*AIM OF THE TASK*. Each entry below must be repeated exactly, with pictures left out.

*INFORMATION GIVEN*.
__________________________________________________

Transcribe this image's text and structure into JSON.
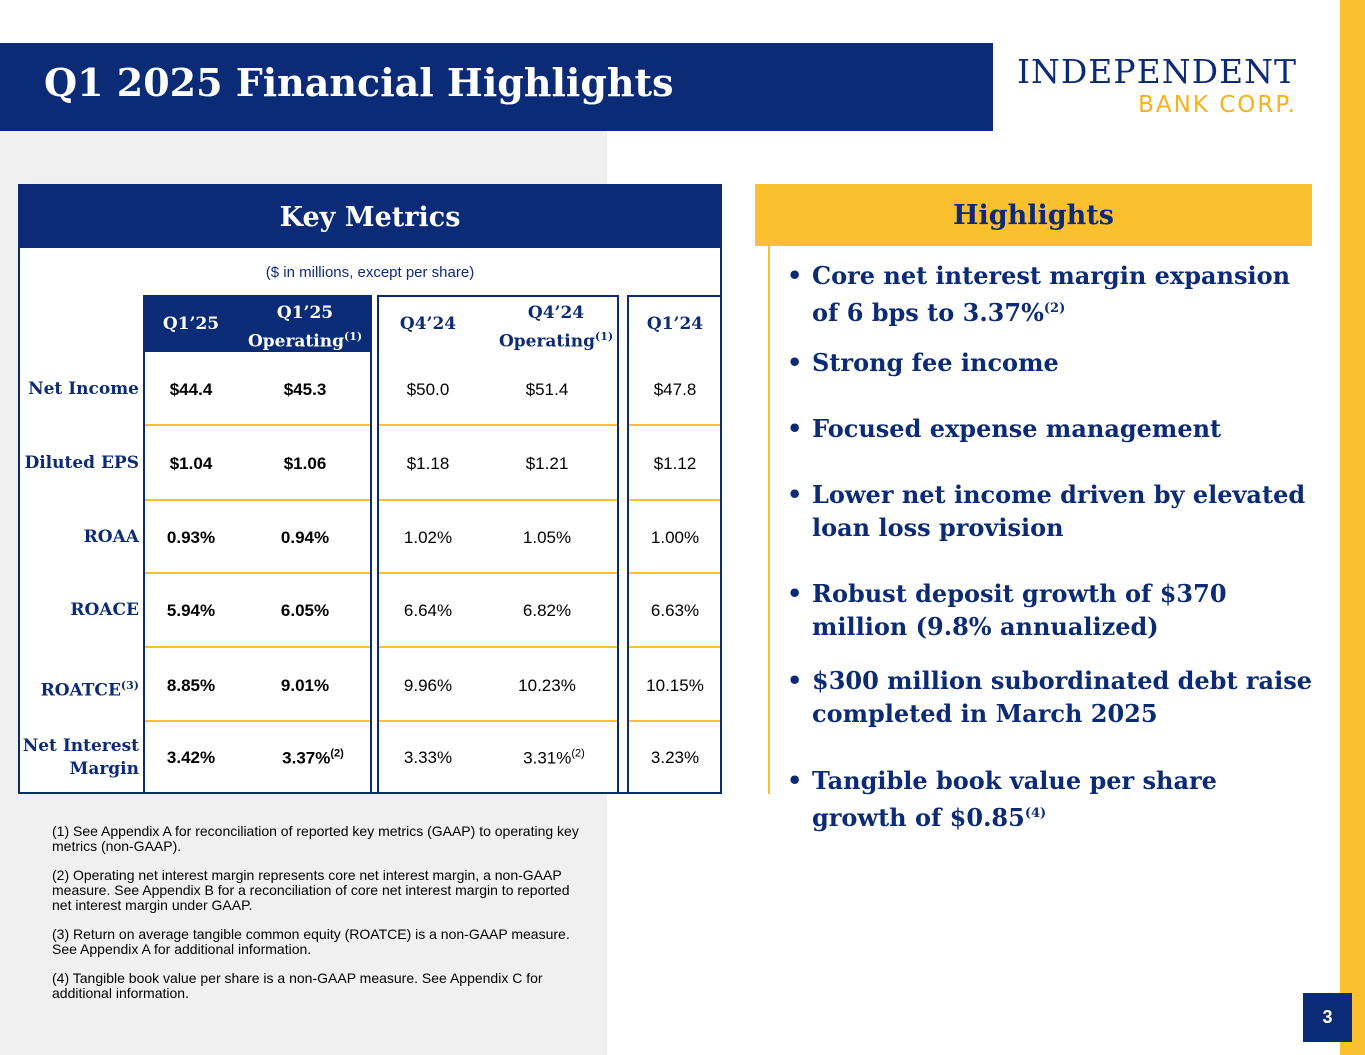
{
  "title": "Q1 2025 Financial Highlights",
  "logo": {
    "line1": "INDEPENDENT",
    "line2": "BANK CORP."
  },
  "key_metrics": {
    "header": "Key Metrics",
    "subnote": "($ in millions, except per share)",
    "columns": [
      {
        "label": "Q1’25",
        "sup": ""
      },
      {
        "label": "Q1’25",
        "label2": "Operating",
        "sup": "(1)"
      },
      {
        "label": "Q4’24",
        "sup": ""
      },
      {
        "label": "Q4’24",
        "label2": "Operating",
        "sup": "(1)"
      },
      {
        "label": "Q1’24",
        "sup": ""
      }
    ],
    "rows": [
      {
        "label": "Net Income",
        "label_sup": "",
        "values": [
          "$44.4",
          "$45.3",
          "$50.0",
          "$51.4",
          "$47.8"
        ]
      },
      {
        "label": "Diluted EPS",
        "label_sup": "",
        "values": [
          "$1.04",
          "$1.06",
          "$1.18",
          "$1.21",
          "$1.12"
        ]
      },
      {
        "label": "ROAA",
        "label_sup": "",
        "values": [
          "0.93%",
          "0.94%",
          "1.02%",
          "1.05%",
          "1.00%"
        ]
      },
      {
        "label": "ROACE",
        "label_sup": "",
        "values": [
          "5.94%",
          "6.05%",
          "6.64%",
          "6.82%",
          "6.63%"
        ]
      },
      {
        "label": "ROATCE",
        "label_sup": "(3)",
        "values": [
          "8.85%",
          "9.01%",
          "9.96%",
          "10.23%",
          "10.15%"
        ]
      },
      {
        "label": "Net Interest",
        "label2": "Margin",
        "label_sup": "",
        "values": [
          "3.42%",
          "3.37%",
          "3.33%",
          "3.31%",
          "3.23%"
        ],
        "value_sups": [
          "",
          "(2)",
          "",
          "(2)",
          ""
        ]
      }
    ]
  },
  "footnotes": [
    "(1) See Appendix A for reconciliation of reported key metrics (GAAP) to operating key metrics (non-GAAP).",
    "(2) Operating net interest margin represents core net interest margin, a non-GAAP measure.  See Appendix B for a reconciliation of core net interest margin to reported net interest margin under GAAP.",
    "(3) Return on average tangible common equity (ROATCE) is a non-GAAP measure.  See Appendix A for additional information.",
    "(4) Tangible book value per share is a non-GAAP measure. See Appendix C for additional information."
  ],
  "highlights": {
    "header": "Highlights",
    "bullet_char": "•",
    "items": [
      {
        "text": "Core net interest margin expansion of 6 bps to 3.37%",
        "sup": "(2)"
      },
      {
        "text": "Strong fee income",
        "sup": ""
      },
      {
        "text": "Focused expense management",
        "sup": ""
      },
      {
        "text": "Lower net income driven by elevated loan loss provision",
        "sup": ""
      },
      {
        "text": "Robust deposit growth of $370 million (9.8% annualized)",
        "sup": ""
      },
      {
        "text": "$300 million subordinated debt raise completed in March 2025",
        "sup": ""
      },
      {
        "text": "Tangible book value per share growth of $0.85",
        "sup": "(4)"
      }
    ]
  },
  "page_number": "3",
  "colors": {
    "navy": "#0c2b77",
    "gold": "#fbc02d",
    "panel_bg": "#f0f0f0"
  }
}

__________________________________________________

*SOLUTION FOR THIS TASK*.
Transcribe this image's text and structure into JSON.
{
  "title": "Q1 2025 Financial Highlights",
  "logo": {
    "line1": "INDEPENDENT",
    "line2": "BANK CORP."
  },
  "key_metrics": {
    "header": "Key Metrics",
    "subnote": "($ in millions, except per share)",
    "columns": [
      {
        "label": "Q1’25",
        "sup": ""
      },
      {
        "label": "Q1’25",
        "label2": "Operating",
        "sup": "(1)"
      },
      {
        "label": "Q4’24",
        "sup": ""
      },
      {
        "label": "Q4’24",
        "label2": "Operating",
        "sup": "(1)"
      },
      {
        "label": "Q1’24",
        "sup": ""
      }
    ],
    "rows": [
      {
        "label": "Net Income",
        "label_sup": "",
        "values": [
          "$44.4",
          "$45.3",
          "$50.0",
          "$51.4",
          "$47.8"
        ]
      },
      {
        "label": "Diluted EPS",
        "label_sup": "",
        "values": [
          "$1.04",
          "$1.06",
          "$1.18",
          "$1.21",
          "$1.12"
        ]
      },
      {
        "label": "ROAA",
        "label_sup": "",
        "values": [
          "0.93%",
          "0.94%",
          "1.02%",
          "1.05%",
          "1.00%"
        ]
      },
      {
        "label": "ROACE",
        "label_sup": "",
        "values": [
          "5.94%",
          "6.05%",
          "6.64%",
          "6.82%",
          "6.63%"
        ]
      },
      {
        "label": "ROATCE",
        "label_sup": "(3)",
        "values": [
          "8.85%",
          "9.01%",
          "9.96%",
          "10.23%",
          "10.15%"
        ]
      },
      {
        "label": "Net Interest",
        "label2": "Margin",
        "label_sup": "",
        "values": [
          "3.42%",
          "3.37%",
          "3.33%",
          "3.31%",
          "3.23%"
        ],
        "value_sups": [
          "",
          "(2)",
          "",
          "(2)",
          ""
        ]
      }
    ]
  },
  "footnotes": [
    "(1) See Appendix A for reconciliation of reported key metrics (GAAP) to operating key metrics (non-GAAP).",
    "(2) Operating net interest margin represents core net interest margin, a non-GAAP measure.  See Appendix B for a reconciliation of core net interest margin to reported net interest margin under GAAP.",
    "(3) Return on average tangible common equity (ROATCE) is a non-GAAP measure.  See Appendix A for additional information.",
    "(4) Tangible book value per share is a non-GAAP measure. See Appendix C for additional information."
  ],
  "highlights": {
    "header": "Highlights",
    "bullet_char": "•",
    "items": [
      {
        "text": "Core net interest margin expansion of 6 bps to 3.37%",
        "sup": "(2)"
      },
      {
        "text": "Strong fee income",
        "sup": ""
      },
      {
        "text": "Focused expense management",
        "sup": ""
      },
      {
        "text": "Lower net income driven by elevated loan loss provision",
        "sup": ""
      },
      {
        "text": "Robust deposit growth of $370 million (9.8% annualized)",
        "sup": ""
      },
      {
        "text": "$300 million subordinated debt raise completed in March 2025",
        "sup": ""
      },
      {
        "text": "Tangible book value per share growth of $0.85",
        "sup": "(4)"
      }
    ]
  },
  "page_number": "3",
  "colors": {
    "navy": "#0c2b77",
    "gold": "#fbc02d",
    "panel_bg": "#f0f0f0"
  }
}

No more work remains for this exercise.